Given problem:
Extract every line that includes the string "this".

Dataset excerpts:
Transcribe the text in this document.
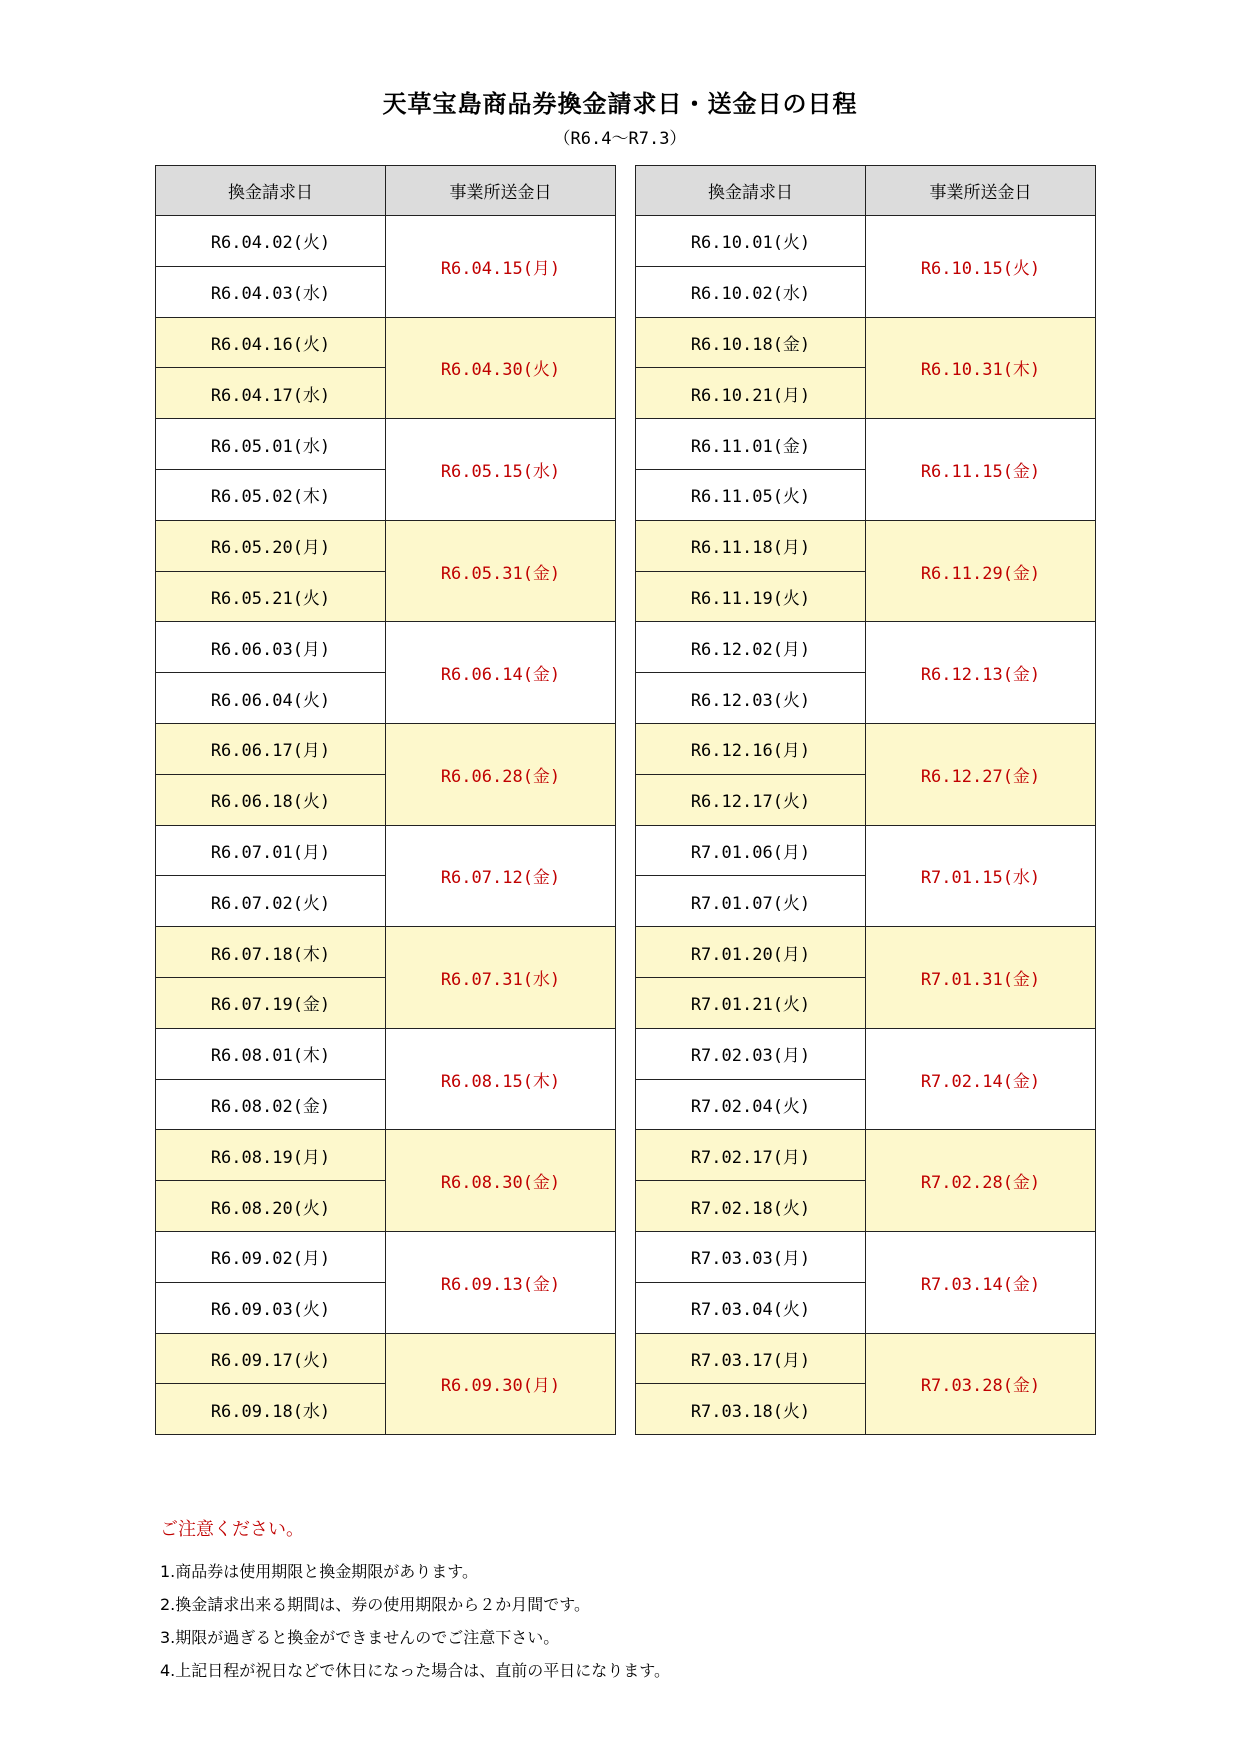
天草宝島商品券換金請求日・送金日の日程
（R6.4～R7.3）
換金請求日	事業所送金日
R6.04.02(火)	R6.04.15(月)
R6.04.03(水)	
R6.04.16(火)	R6.04.30(火)
R6.04.17(水)	
R6.05.01(水)	R6.05.15(水)
R6.05.02(木)	
R6.05.20(月)	R6.05.31(金)
R6.05.21(火)	
R6.06.03(月)	R6.06.14(金)
R6.06.04(火)	
R6.06.17(月)	R6.06.28(金)
R6.06.18(火)	
R6.07.01(月)	R6.07.12(金)
R6.07.02(火)	
R6.07.18(木)	R6.07.31(水)
R6.07.19(金)	
R6.08.01(木)	R6.08.15(木)
R6.08.02(金)	
R6.08.19(月)	R6.08.30(金)
R6.08.20(火)	
R6.09.02(月)	R6.09.13(金)
R6.09.03(火)	
R6.09.17(火)	R6.09.30(月)
R6.09.18(水)	
換金請求日	事業所送金日
R6.10.01(火)	R6.10.15(火)
R6.10.02(水)	
R6.10.18(金)	R6.10.31(木)
R6.10.21(月)	
R6.11.01(金)	R6.11.15(金)
R6.11.05(火)	
R6.11.18(月)	R6.11.29(金)
R6.11.19(火)	
R6.12.02(月)	R6.12.13(金)
R6.12.03(火)	
R6.12.16(月)	R6.12.27(金)
R6.12.17(火)	
R7.01.06(月)	R7.01.15(水)
R7.01.07(火)	
R7.01.20(月)	R7.01.31(金)
R7.01.21(火)	
R7.02.03(月)	R7.02.14(金)
R7.02.04(火)	
R7.02.17(月)	R7.02.28(金)
R7.02.18(火)	
R7.03.03(月)	R7.03.14(金)
R7.03.04(火)	
R7.03.17(月)	R7.03.28(金)
R7.03.18(火)	
ご注意ください。
1.商品券は使用期限と換金期限があります。
2.換金請求出来る期間は、券の使用期限から２か月間です。
3.期限が過ぎると換金ができませんのでご注意下さい。
4.上記日程が祝日などで休日になった場合は、直前の平日になります。
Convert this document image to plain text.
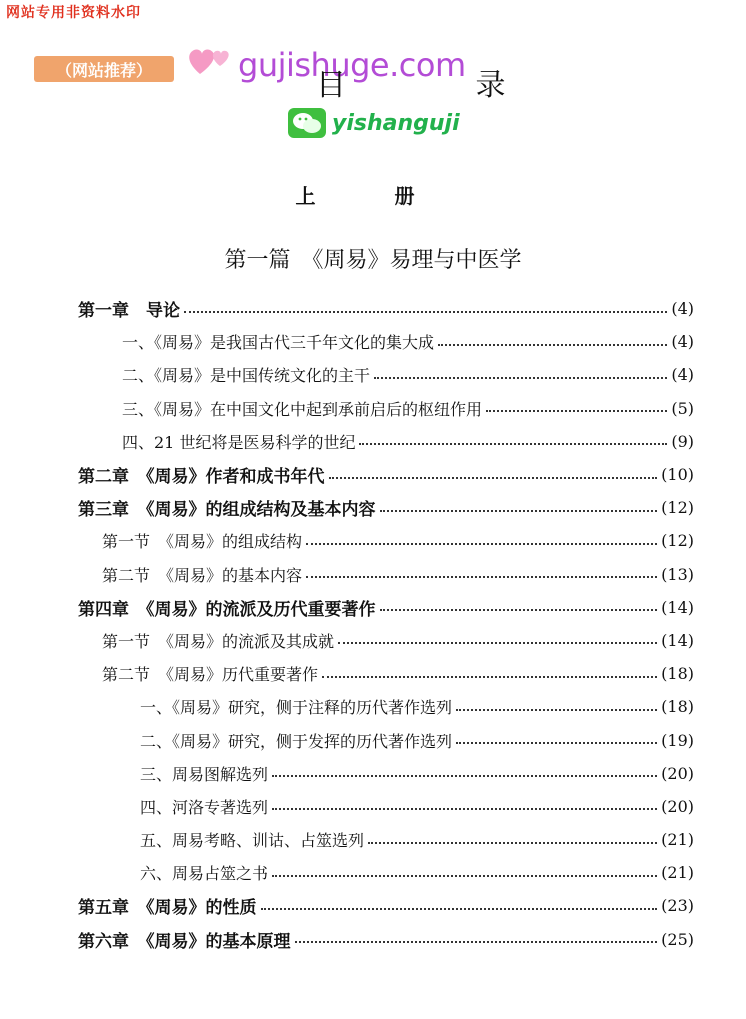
网站专用非资料水印
（网站推荐）	gujishuge.com
目 录
yishanguji
上 册
第一篇　《周易》易理与中医学
第一章　导论	(4)
一、《周易》是我国古代三千年文化的集大成	(4)
二、《周易》是中国传统文化的主干	(4)
三、《周易》在中国文化中起到承前启后的枢纽作用	(5)
四、21 世纪将是医易科学的世纪	(9)
第二章　《周易》作者和成书年代	(10)
第三章　《周易》的组成结构及基本内容	(12)
第一节　《周易》的组成结构	(12)
第二节　《周易》的基本内容	(13)
第四章　《周易》的流派及历代重要著作	(14)
第一节　《周易》的流派及其成就	(14)
第二节　《周易》历代重要著作	(18)
一、《周易》研究，侧于注释的历代著作选列	(18)
二、《周易》研究，侧于发挥的历代著作选列	(19)
三、周易图解选列	(20)
四、河洛专著选列	(20)
五、周易考略、训诂、占筮选列	(21)
六、周易占筮之书	(21)
第五章　《周易》的性质	(23)
第六章　《周易》的基本原理	(25)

Answer below:
Transcribe the text in this document.
Convert this document image to plain text.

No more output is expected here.